> [Written problem] Reproduce the material below word for word, keeping every line in its original order.

[Begin]

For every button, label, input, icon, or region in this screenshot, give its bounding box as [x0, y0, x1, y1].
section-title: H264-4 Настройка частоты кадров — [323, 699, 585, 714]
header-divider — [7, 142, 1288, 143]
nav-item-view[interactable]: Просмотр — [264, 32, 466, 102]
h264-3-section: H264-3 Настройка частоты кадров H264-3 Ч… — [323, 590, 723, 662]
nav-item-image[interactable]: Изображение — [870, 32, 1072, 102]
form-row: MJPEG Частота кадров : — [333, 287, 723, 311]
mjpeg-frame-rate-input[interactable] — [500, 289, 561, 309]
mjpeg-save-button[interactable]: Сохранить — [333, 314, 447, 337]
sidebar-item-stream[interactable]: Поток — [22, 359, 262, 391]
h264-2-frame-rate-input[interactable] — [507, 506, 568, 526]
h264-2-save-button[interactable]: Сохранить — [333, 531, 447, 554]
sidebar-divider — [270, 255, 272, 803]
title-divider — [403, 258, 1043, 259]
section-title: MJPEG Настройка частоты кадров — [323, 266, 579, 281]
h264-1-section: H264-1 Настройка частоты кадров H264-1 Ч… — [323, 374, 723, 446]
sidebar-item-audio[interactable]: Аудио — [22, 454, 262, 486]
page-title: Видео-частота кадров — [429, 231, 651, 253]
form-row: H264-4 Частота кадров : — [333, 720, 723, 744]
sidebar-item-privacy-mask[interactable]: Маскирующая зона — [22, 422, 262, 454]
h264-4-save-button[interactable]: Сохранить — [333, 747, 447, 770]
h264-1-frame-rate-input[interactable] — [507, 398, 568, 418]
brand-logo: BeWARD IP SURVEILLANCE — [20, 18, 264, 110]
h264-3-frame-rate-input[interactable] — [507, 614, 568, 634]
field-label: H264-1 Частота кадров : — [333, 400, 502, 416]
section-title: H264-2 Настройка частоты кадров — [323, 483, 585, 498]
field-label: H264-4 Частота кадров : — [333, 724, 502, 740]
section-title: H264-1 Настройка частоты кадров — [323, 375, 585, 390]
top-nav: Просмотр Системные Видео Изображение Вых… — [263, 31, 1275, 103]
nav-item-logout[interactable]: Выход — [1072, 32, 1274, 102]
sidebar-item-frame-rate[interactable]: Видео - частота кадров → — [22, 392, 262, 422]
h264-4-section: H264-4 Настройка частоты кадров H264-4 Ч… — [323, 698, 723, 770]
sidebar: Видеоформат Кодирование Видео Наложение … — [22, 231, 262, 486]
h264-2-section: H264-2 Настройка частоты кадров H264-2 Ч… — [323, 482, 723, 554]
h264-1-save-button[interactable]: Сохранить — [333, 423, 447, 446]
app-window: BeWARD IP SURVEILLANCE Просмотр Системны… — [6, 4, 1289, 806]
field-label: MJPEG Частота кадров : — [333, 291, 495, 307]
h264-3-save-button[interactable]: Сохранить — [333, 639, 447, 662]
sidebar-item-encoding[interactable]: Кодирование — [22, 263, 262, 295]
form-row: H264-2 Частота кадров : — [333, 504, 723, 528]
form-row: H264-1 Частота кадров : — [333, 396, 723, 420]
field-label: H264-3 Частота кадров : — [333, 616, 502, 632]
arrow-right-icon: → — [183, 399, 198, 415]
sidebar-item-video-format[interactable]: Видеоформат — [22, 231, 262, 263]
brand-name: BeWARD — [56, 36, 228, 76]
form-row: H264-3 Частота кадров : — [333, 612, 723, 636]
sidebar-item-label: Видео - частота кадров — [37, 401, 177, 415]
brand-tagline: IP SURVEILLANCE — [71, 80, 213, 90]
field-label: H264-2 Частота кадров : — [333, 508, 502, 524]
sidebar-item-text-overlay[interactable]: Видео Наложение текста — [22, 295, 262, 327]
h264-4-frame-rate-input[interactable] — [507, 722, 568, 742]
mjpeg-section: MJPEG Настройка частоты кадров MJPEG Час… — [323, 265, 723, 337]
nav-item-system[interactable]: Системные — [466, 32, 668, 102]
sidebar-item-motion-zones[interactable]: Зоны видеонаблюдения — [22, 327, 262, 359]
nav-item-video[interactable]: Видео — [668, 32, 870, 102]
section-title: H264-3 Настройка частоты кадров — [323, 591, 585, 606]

[End]

> [Expected output]
For every button, label, input, icon, or region in this screenshot, give its bounding box as [x0, y0, x1, y1].
section-title: H264-4 Настройка частоты кадров — [323, 699, 585, 714]
header-divider — [7, 142, 1288, 143]
nav-item-view[interactable]: Просмотр — [264, 32, 466, 102]
h264-3-section: H264-3 Настройка частоты кадров H264-3 Ч… — [323, 590, 723, 662]
nav-item-image[interactable]: Изображение — [870, 32, 1072, 102]
form-row: MJPEG Частота кадров : — [333, 287, 723, 311]
mjpeg-frame-rate-input[interactable] — [500, 289, 561, 309]
mjpeg-save-button[interactable]: Сохранить — [333, 314, 447, 337]
sidebar-item-stream[interactable]: Поток — [22, 359, 262, 391]
h264-2-frame-rate-input[interactable] — [507, 506, 568, 526]
h264-2-save-button[interactable]: Сохранить — [333, 531, 447, 554]
sidebar-divider — [270, 255, 272, 803]
title-divider — [403, 258, 1043, 259]
section-title: MJPEG Настройка частоты кадров — [323, 266, 579, 281]
h264-1-section: H264-1 Настройка частоты кадров H264-1 Ч… — [323, 374, 723, 446]
sidebar-item-audio[interactable]: Аудио — [22, 454, 262, 486]
page-title: Видео-частота кадров — [429, 231, 651, 253]
form-row: H264-4 Частота кадров : — [333, 720, 723, 744]
sidebar-item-privacy-mask[interactable]: Маскирующая зона — [22, 422, 262, 454]
h264-4-save-button[interactable]: Сохранить — [333, 747, 447, 770]
h264-1-frame-rate-input[interactable] — [507, 398, 568, 418]
brand-logo: BeWARD IP SURVEILLANCE — [20, 18, 264, 110]
h264-3-frame-rate-input[interactable] — [507, 614, 568, 634]
field-label: H264-1 Частота кадров : — [333, 400, 502, 416]
section-title: H264-2 Настройка частоты кадров — [323, 483, 585, 498]
field-label: H264-4 Частота кадров : — [333, 724, 502, 740]
section-title: H264-1 Настройка частоты кадров — [323, 375, 585, 390]
top-nav: Просмотр Системные Видео Изображение Вых… — [263, 31, 1275, 103]
nav-item-logout[interactable]: Выход — [1072, 32, 1274, 102]
sidebar-item-frame-rate[interactable]: Видео - частота кадров → — [22, 392, 262, 422]
h264-4-section: H264-4 Настройка частоты кадров H264-4 Ч… — [323, 698, 723, 770]
sidebar: Видеоформат Кодирование Видео Наложение … — [22, 231, 262, 486]
h264-2-section: H264-2 Настройка частоты кадров H264-2 Ч… — [323, 482, 723, 554]
h264-1-save-button[interactable]: Сохранить — [333, 423, 447, 446]
app-window: BeWARD IP SURVEILLANCE Просмотр Системны… — [6, 4, 1289, 806]
field-label: MJPEG Частота кадров : — [333, 291, 495, 307]
h264-3-save-button[interactable]: Сохранить — [333, 639, 447, 662]
sidebar-item-encoding[interactable]: Кодирование — [22, 263, 262, 295]
form-row: H264-2 Частота кадров : — [333, 504, 723, 528]
form-row: H264-1 Частота кадров : — [333, 396, 723, 420]
field-label: H264-3 Частота кадров : — [333, 616, 502, 632]
arrow-right-icon: → — [183, 399, 198, 415]
sidebar-item-video-format[interactable]: Видеоформат — [22, 231, 262, 263]
brand-name: BeWARD — [56, 36, 228, 76]
form-row: H264-3 Частота кадров : — [333, 612, 723, 636]
sidebar-item-label: Видео - частота кадров — [37, 401, 177, 415]
brand-tagline: IP SURVEILLANCE — [71, 80, 213, 90]
field-label: H264-2 Частота кадров : — [333, 508, 502, 524]
sidebar-item-text-overlay[interactable]: Видео Наложение текста — [22, 295, 262, 327]
h264-4-frame-rate-input[interactable] — [507, 722, 568, 742]
mjpeg-section: MJPEG Настройка частоты кадров MJPEG Час… — [323, 265, 723, 337]
nav-item-system[interactable]: Системные — [466, 32, 668, 102]
sidebar-item-motion-zones[interactable]: Зоны видеонаблюдения — [22, 327, 262, 359]
nav-item-video[interactable]: Видео — [668, 32, 870, 102]
section-title: H264-3 Настройка частоты кадров — [323, 591, 585, 606]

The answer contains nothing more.